### Records for processing ###
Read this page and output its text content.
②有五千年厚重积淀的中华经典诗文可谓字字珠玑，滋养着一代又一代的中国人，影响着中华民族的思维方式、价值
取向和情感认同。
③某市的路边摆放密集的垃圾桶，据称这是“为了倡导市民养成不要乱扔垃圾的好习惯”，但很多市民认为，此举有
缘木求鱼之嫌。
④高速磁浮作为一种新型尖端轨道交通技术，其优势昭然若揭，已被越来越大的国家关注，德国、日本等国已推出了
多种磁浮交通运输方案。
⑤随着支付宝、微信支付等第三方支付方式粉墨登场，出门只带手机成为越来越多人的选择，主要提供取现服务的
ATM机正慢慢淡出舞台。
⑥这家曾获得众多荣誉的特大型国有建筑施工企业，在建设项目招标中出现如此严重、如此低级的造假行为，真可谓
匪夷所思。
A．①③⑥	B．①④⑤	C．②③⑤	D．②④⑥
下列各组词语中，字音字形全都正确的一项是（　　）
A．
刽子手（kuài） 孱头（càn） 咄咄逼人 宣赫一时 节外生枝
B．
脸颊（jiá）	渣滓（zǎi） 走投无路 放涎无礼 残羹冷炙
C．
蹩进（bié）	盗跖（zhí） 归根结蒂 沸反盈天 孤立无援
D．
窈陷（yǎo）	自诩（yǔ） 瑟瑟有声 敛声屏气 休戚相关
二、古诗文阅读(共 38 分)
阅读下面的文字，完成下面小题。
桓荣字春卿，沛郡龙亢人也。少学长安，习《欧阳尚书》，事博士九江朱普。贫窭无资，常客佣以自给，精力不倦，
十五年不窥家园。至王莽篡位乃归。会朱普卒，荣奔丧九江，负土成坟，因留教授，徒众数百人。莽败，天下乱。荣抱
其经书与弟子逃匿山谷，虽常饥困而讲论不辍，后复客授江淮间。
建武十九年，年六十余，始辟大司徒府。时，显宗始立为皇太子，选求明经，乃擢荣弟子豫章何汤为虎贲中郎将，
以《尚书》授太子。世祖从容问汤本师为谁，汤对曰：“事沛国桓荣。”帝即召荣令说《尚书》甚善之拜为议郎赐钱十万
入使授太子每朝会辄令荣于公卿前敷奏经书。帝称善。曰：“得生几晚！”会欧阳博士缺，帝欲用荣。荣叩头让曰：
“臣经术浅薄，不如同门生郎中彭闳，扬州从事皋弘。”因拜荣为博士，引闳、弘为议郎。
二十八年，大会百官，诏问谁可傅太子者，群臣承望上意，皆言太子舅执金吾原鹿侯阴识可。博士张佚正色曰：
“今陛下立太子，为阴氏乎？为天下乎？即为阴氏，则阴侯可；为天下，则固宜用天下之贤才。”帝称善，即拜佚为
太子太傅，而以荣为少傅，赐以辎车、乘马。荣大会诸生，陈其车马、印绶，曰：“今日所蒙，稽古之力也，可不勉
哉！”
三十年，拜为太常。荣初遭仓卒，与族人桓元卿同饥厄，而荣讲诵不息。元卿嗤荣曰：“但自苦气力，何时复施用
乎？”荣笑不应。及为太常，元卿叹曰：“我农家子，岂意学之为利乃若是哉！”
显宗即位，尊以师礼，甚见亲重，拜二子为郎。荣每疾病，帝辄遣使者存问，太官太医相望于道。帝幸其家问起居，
###
▶ Problem
Give back the whole listing exactly as it reads.

▶ Answer to this exercise
Read this page and output its text content.
②有五千年厚重积淀的中华经典诗文可谓字字珠玑，滋养着一代又一代的中国人，影响着中华民族的思维方式、价值
取向和情感认同。
③某市的路边摆放密集的垃圾桶，据称这是“为了倡导市民养成不要乱扔垃圾的好习惯”，但很多市民认为，此举有
缘木求鱼之嫌。
④高速磁浮作为一种新型尖端轨道交通技术，其优势昭然若揭，已被越来越大的国家关注，德国、日本等国已推出了
多种磁浮交通运输方案。
⑤随着支付宝、微信支付等第三方支付方式粉墨登场，出门只带手机成为越来越多人的选择，主要提供取现服务的
ATM机正慢慢淡出舞台。
⑥这家曾获得众多荣誉的特大型国有建筑施工企业，在建设项目招标中出现如此严重、如此低级的造假行为，真可谓
匪夷所思。
A．①③⑥	B．①④⑤	C．②③⑤	D．②④⑥
下列各组词语中，字音字形全都正确的一项是（　　）
A．
刽子手（kuài） 孱头（càn） 咄咄逼人 宣赫一时 节外生枝
B．
脸颊（jiá）	渣滓（zǎi） 走投无路 放涎无礼 残羹冷炙
C．
蹩进（bié）	盗跖（zhí） 归根结蒂 沸反盈天 孤立无援
D．
窈陷（yǎo）	自诩（yǔ） 瑟瑟有声 敛声屏气 休戚相关
二、古诗文阅读(共 38 分)
阅读下面的文字，完成下面小题。
桓荣字春卿，沛郡龙亢人也。少学长安，习《欧阳尚书》，事博士九江朱普。贫窭无资，常客佣以自给，精力不倦，
十五年不窥家园。至王莽篡位乃归。会朱普卒，荣奔丧九江，负土成坟，因留教授，徒众数百人。莽败，天下乱。荣抱
其经书与弟子逃匿山谷，虽常饥困而讲论不辍，后复客授江淮间。
建武十九年，年六十余，始辟大司徒府。时，显宗始立为皇太子，选求明经，乃擢荣弟子豫章何汤为虎贲中郎将，
以《尚书》授太子。世祖从容问汤本师为谁，汤对曰：“事沛国桓荣。”帝即召荣令说《尚书》甚善之拜为议郎赐钱十万
入使授太子每朝会辄令荣于公卿前敷奏经书。帝称善。曰：“得生几晚！”会欧阳博士缺，帝欲用荣。荣叩头让曰：
“臣经术浅薄，不如同门生郎中彭闳，扬州从事皋弘。”因拜荣为博士，引闳、弘为议郎。
二十八年，大会百官，诏问谁可傅太子者，群臣承望上意，皆言太子舅执金吾原鹿侯阴识可。博士张佚正色曰：
“今陛下立太子，为阴氏乎？为天下乎？即为阴氏，则阴侯可；为天下，则固宜用天下之贤才。”帝称善，即拜佚为
太子太傅，而以荣为少傅，赐以辎车、乘马。荣大会诸生，陈其车马、印绶，曰：“今日所蒙，稽古之力也，可不勉
哉！”
三十年，拜为太常。荣初遭仓卒，与族人桓元卿同饥厄，而荣讲诵不息。元卿嗤荣曰：“但自苦气力，何时复施用
乎？”荣笑不应。及为太常，元卿叹曰：“我农家子，岂意学之为利乃若是哉！”
显宗即位，尊以师礼，甚见亲重，拜二子为郎。荣每疾病，帝辄遣使者存问，太官太医相望于道。帝幸其家问起居，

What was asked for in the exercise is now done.